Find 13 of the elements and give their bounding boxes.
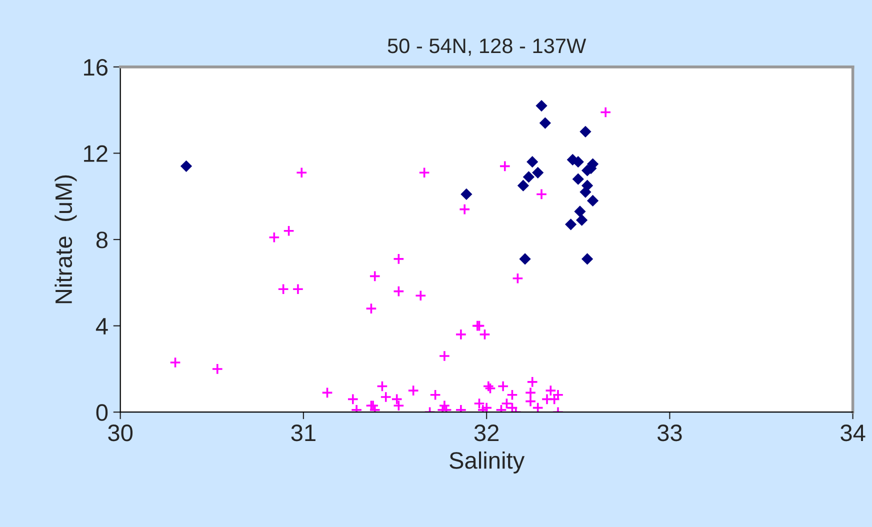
x-tick-label: 34 [840, 424, 866, 442]
x-tick-label: 30 [108, 424, 133, 442]
y-tick-label: 16 [84, 58, 108, 76]
x-axis-title: Salinity [450, 451, 525, 474]
y-tick-label: 0 [96, 404, 108, 421]
x-tick-label: 31 [291, 424, 316, 442]
y-tick-label: 4 [96, 318, 108, 334]
y-tick-label: 12 [84, 145, 108, 162]
y-tick-label: 8 [96, 232, 108, 248]
chart-title: 50 - 54N, 128 - 137W [388, 38, 586, 56]
x-tick-label: 33 [657, 424, 682, 442]
x-tick-label: 32 [474, 424, 499, 442]
y-axis-title: Nitrate (uM) [54, 175, 77, 304]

**REQUIREMENTS**
Put every line of the listing above into a Markdown table with two columns, Row and Listing line, giving each row a number and leaving out blank lines. Do not include the picture in your answer.

**SOLUTION FOR THIS PROBLEM**
| Row | Listing line |
|---|---|
| 1 | Find 13 of the elements and give their bounding boxes. |
| 2 | x-tick-label: 34 [840, 424, 866, 442] |
| 3 | x-tick-label: 30 [108, 424, 133, 442] |
| 4 | y-tick-label: 16 [84, 58, 108, 76] |
| 5 | x-axis-title: Salinity [450, 451, 525, 474] |
| 6 | y-tick-label: 0 [96, 404, 108, 421] |
| 7 | x-tick-label: 31 [291, 424, 316, 442] |
| 8 | y-tick-label: 4 [96, 318, 108, 334] |
| 9 | y-tick-label: 12 [84, 145, 108, 162] |
| 10 | y-tick-label: 8 [96, 232, 108, 248] |
| 11 | chart-title: 50 - 54N, 128 - 137W [388, 38, 586, 56] |
| 12 | x-tick-label: 33 [657, 424, 682, 442] |
| 13 | x-tick-label: 32 [474, 424, 499, 442] |
| 14 | y-axis-title: Nitrate (uM) [54, 175, 77, 304] |